╭─ Dataset entries

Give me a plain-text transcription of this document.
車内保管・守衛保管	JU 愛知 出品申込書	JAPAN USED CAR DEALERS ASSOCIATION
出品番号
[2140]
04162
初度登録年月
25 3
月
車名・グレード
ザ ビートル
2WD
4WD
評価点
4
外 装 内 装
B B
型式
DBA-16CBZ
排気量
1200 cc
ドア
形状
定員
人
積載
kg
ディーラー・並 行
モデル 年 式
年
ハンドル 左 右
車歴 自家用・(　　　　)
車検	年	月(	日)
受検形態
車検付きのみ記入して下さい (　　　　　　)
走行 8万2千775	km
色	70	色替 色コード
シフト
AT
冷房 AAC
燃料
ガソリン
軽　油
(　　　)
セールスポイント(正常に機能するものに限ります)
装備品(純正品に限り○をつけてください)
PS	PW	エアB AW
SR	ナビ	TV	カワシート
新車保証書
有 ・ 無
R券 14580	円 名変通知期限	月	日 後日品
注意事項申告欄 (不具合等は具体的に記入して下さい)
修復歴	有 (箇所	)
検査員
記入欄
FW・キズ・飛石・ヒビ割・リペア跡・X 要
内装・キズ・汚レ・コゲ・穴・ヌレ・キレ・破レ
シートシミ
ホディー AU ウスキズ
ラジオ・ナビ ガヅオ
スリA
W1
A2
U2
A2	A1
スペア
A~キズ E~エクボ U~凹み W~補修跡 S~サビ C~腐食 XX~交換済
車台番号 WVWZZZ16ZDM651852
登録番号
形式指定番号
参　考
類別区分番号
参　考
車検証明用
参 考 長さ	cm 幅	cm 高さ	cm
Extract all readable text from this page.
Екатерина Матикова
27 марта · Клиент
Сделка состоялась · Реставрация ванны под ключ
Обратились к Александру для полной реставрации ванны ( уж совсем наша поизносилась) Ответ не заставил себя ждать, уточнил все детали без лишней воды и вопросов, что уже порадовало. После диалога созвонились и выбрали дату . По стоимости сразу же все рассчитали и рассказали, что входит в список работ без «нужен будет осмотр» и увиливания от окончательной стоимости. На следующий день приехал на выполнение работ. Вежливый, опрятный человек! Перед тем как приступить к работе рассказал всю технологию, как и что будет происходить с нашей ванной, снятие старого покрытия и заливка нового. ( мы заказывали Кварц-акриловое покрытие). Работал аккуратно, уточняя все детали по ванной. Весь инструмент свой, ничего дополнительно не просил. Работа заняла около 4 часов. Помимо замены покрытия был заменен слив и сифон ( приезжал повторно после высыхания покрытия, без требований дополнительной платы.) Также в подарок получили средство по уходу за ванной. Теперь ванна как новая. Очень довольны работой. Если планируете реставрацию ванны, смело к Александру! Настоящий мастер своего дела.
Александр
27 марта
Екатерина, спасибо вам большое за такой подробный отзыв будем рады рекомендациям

╰─

- **Written exercise**
Reproduce all the data word for word.

- **Exercise solution**
Give me a plain-text transcription of this document.
車内保管・守衛保管	JU 愛知 出品申込書	JAPAN USED CAR DEALERS ASSOCIATION
出品番号
[2140]
04162
初度登録年月
25 3
月
車名・グレード
ザ ビートル
2WD
4WD
評価点
4
外 装 内 装
B B
型式
DBA-16CBZ
排気量
1200 cc
ドア
形状
定員
人
積載
kg
ディーラー・並 行
モデル 年 式
年
ハンドル 左 右
車歴 自家用・(　　　　)
車検	年	月(	日)
受検形態
車検付きのみ記入して下さい (　　　　　　)
走行 8万2千775	km
色	70	色替 色コード
シフト
AT
冷房 AAC
燃料
ガソリン
軽　油
(　　　)
セールスポイント(正常に機能するものに限ります)
装備品(純正品に限り○をつけてください)
PS	PW	エアB AW
SR	ナビ	TV	カワシート
新車保証書
有 ・ 無
R券 14580	円 名変通知期限	月	日 後日品
注意事項申告欄 (不具合等は具体的に記入して下さい)
修復歴	有 (箇所	)
検査員
記入欄
FW・キズ・飛石・ヒビ割・リペア跡・X 要
内装・キズ・汚レ・コゲ・穴・ヌレ・キレ・破レ
シートシミ
ホディー AU ウスキズ
ラジオ・ナビ ガヅオ
スリA
W1
A2
U2
A2	A1
スペア
A~キズ E~エクボ U~凹み W~補修跡 S~サビ C~腐食 XX~交換済
車台番号 WVWZZZ16ZDM651852
登録番号
形式指定番号
参　考
類別区分番号
参　考
車検証明用
参 考 長さ	cm 幅	cm 高さ	cm
Extract all readable text from this page.
Екатерина Матикова
27 марта · Клиент
Сделка состоялась · Реставрация ванны под ключ
Обратились к Александру для полной реставрации ванны ( уж совсем наша поизносилась) Ответ не заставил себя ждать, уточнил все детали без лишней воды и вопросов, что уже порадовало. После диалога созвонились и выбрали дату . По стоимости сразу же все рассчитали и рассказали, что входит в список работ без «нужен будет осмотр» и увиливания от окончательной стоимости. На следующий день приехал на выполнение работ. Вежливый, опрятный человек! Перед тем как приступить к работе рассказал всю технологию, как и что будет происходить с нашей ванной, снятие старого покрытия и заливка нового. ( мы заказывали Кварц-акриловое покрытие). Работал аккуратно, уточняя все детали по ванной. Весь инструмент свой, ничего дополнительно не просил. Работа заняла около 4 часов. Помимо замены покрытия был заменен слив и сифон ( приезжал повторно после высыхания покрытия, без требований дополнительной платы.) Также в подарок получили средство по уходу за ванной. Теперь ванна как новая. Очень довольны работой. Если планируете реставрацию ванны, смело к Александру! Настоящий мастер своего дела.
Александр
27 марта
Екатерина, спасибо вам большое за такой подробный отзыв будем рады рекомендациям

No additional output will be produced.